SHORT TASK: Return the listing word for word, as given.

DATASET RECORDS:
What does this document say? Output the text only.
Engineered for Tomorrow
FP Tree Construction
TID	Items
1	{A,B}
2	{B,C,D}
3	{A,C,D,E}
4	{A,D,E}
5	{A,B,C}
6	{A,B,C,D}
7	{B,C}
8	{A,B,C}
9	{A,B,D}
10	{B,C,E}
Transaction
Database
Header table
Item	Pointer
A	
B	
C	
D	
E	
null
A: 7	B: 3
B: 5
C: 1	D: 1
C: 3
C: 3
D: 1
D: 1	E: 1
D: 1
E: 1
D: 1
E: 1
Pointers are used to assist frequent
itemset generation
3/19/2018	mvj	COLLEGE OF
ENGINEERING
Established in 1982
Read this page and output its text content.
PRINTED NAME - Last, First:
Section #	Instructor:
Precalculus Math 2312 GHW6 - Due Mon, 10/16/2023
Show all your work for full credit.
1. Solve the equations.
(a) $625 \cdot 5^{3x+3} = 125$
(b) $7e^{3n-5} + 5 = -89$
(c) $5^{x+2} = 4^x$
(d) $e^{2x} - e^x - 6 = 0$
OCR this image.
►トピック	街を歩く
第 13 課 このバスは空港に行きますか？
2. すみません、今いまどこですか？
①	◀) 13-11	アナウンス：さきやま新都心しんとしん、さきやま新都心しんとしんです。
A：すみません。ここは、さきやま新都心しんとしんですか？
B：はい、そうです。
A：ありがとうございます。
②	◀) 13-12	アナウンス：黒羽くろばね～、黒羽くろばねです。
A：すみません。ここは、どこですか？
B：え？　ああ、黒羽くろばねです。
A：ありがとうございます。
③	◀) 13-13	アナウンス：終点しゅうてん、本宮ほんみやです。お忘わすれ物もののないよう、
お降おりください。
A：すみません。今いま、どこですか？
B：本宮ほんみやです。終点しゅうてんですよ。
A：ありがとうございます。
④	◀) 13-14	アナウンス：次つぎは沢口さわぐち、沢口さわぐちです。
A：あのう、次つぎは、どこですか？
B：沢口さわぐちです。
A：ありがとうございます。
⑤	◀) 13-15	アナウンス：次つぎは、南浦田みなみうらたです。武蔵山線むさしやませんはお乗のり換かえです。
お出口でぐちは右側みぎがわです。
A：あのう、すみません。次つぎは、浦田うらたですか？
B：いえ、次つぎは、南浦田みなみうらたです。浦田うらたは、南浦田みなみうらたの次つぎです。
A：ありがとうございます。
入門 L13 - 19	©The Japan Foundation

ANSWER TO THIS PROBLEM:
What does this document say? Output the text only.
Engineered for Tomorrow
FP Tree Construction
TID	Items
1	{A,B}
2	{B,C,D}
3	{A,C,D,E}
4	{A,D,E}
5	{A,B,C}
6	{A,B,C,D}
7	{B,C}
8	{A,B,C}
9	{A,B,D}
10	{B,C,E}
Transaction
Database
Header table
Item	Pointer
A	
B	
C	
D	
E	
null
A: 7	B: 3
B: 5
C: 1	D: 1
C: 3
C: 3
D: 1
D: 1	E: 1
D: 1
E: 1
D: 1
E: 1
Pointers are used to assist frequent
itemset generation
3/19/2018	mvj	COLLEGE OF
ENGINEERING
Established in 1982
Read this page and output its text content.
PRINTED NAME - Last, First:
Section #	Instructor:
Precalculus Math 2312 GHW6 - Due Mon, 10/16/2023
Show all your work for full credit.
1. Solve the equations.
(a) $625 \cdot 5^{3x+3} = 125$
(b) $7e^{3n-5} + 5 = -89$
(c) $5^{x+2} = 4^x$
(d) $e^{2x} - e^x - 6 = 0$
OCR this image.
►トピック	街を歩く
第 13 課 このバスは空港に行きますか？
2. すみません、今いまどこですか？
①	◀) 13-11	アナウンス：さきやま新都心しんとしん、さきやま新都心しんとしんです。
A：すみません。ここは、さきやま新都心しんとしんですか？
B：はい、そうです。
A：ありがとうございます。
②	◀) 13-12	アナウンス：黒羽くろばね～、黒羽くろばねです。
A：すみません。ここは、どこですか？
B：え？　ああ、黒羽くろばねです。
A：ありがとうございます。
③	◀) 13-13	アナウンス：終点しゅうてん、本宮ほんみやです。お忘わすれ物もののないよう、
お降おりください。
A：すみません。今いま、どこですか？
B：本宮ほんみやです。終点しゅうてんですよ。
A：ありがとうございます。
④	◀) 13-14	アナウンス：次つぎは沢口さわぐち、沢口さわぐちです。
A：あのう、次つぎは、どこですか？
B：沢口さわぐちです。
A：ありがとうございます。
⑤	◀) 13-15	アナウンス：次つぎは、南浦田みなみうらたです。武蔵山線むさしやませんはお乗のり換かえです。
お出口でぐちは右側みぎがわです。
A：あのう、すみません。次つぎは、浦田うらたですか？
B：いえ、次つぎは、南浦田みなみうらたです。浦田うらたは、南浦田みなみうらたの次つぎです。
A：ありがとうございます。
入門 L13 - 19	©The Japan Foundation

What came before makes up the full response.